## Task description
Extract all lines in the data that contain the word "square".

## Task data
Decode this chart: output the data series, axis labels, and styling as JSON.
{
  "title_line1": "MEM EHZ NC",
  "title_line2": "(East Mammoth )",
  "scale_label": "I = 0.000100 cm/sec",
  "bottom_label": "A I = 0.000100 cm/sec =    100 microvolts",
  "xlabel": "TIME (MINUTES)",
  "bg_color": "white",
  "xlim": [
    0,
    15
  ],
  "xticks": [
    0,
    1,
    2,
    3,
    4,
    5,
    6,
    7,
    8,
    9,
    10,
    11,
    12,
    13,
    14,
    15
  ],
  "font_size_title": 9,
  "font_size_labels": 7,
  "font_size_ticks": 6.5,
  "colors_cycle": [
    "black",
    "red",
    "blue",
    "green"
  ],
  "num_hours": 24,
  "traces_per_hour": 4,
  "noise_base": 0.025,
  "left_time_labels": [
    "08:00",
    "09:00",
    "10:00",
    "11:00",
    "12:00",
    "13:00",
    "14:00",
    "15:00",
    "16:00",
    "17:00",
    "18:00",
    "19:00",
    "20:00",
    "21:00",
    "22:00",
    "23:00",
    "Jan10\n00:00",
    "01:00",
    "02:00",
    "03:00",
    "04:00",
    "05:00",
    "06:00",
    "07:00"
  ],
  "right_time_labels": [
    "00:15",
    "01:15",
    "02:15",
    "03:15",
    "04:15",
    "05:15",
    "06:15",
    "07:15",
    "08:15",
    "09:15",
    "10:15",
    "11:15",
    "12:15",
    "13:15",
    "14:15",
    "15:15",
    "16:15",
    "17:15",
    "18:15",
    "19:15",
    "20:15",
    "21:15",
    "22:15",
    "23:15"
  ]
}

---

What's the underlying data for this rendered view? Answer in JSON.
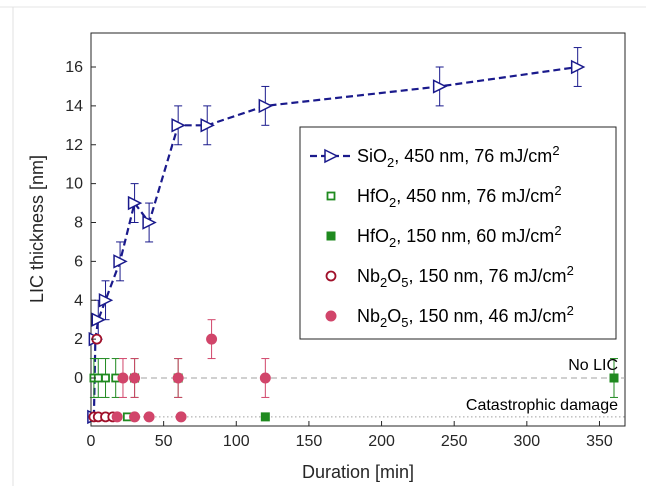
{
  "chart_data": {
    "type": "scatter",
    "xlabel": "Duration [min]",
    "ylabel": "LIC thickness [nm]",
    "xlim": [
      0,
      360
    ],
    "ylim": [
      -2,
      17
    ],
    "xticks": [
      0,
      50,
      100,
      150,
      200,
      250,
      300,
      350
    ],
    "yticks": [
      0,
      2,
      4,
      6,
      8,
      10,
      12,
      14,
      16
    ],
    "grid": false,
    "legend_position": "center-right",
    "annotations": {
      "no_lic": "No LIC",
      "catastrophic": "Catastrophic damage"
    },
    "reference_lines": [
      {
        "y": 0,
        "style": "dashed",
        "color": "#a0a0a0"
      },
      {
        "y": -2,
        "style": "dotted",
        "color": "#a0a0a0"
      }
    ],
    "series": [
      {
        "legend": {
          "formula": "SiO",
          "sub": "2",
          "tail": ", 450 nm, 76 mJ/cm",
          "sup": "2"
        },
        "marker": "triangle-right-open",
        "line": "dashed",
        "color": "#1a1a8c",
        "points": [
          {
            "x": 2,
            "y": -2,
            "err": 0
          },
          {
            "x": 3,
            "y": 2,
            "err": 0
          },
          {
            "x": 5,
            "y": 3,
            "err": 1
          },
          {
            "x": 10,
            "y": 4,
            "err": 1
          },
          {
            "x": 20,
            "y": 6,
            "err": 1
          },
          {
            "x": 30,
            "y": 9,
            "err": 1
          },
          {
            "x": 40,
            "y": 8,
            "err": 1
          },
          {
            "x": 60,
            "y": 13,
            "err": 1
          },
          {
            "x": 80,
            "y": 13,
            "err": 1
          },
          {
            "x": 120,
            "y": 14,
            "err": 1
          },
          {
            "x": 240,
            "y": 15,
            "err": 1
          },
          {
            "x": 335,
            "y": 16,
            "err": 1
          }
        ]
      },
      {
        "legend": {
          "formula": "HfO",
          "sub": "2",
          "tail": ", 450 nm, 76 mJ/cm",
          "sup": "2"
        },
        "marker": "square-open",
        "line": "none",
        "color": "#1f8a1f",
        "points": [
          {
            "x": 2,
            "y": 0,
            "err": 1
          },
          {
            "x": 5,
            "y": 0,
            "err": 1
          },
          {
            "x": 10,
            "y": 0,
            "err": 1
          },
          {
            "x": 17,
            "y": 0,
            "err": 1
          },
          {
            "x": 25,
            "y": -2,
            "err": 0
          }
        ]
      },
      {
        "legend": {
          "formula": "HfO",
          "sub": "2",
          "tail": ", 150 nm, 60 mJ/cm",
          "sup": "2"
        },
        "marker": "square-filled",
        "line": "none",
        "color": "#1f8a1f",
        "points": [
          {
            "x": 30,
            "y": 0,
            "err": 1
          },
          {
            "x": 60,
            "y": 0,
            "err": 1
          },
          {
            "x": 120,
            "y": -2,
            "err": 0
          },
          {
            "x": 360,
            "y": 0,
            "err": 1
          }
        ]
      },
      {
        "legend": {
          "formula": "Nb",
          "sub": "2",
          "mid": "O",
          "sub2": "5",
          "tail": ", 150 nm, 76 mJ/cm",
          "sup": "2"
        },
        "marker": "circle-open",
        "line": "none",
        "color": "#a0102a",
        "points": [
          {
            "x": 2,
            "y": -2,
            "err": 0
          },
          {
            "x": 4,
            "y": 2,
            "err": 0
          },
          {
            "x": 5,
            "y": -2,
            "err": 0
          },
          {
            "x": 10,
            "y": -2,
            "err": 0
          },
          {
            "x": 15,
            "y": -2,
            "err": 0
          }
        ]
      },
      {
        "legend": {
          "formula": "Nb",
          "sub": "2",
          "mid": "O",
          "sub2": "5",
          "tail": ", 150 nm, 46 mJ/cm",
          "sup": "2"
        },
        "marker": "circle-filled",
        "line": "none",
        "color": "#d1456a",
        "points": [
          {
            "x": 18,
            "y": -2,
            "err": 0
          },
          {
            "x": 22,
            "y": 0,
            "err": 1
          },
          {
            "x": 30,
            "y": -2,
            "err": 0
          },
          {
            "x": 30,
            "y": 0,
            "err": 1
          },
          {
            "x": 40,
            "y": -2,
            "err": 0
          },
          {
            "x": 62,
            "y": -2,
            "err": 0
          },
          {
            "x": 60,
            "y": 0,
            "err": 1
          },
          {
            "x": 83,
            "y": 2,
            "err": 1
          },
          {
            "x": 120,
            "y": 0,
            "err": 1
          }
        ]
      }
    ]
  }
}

## Task solution
        "marker": "square-open",
        "marker": "square-filled",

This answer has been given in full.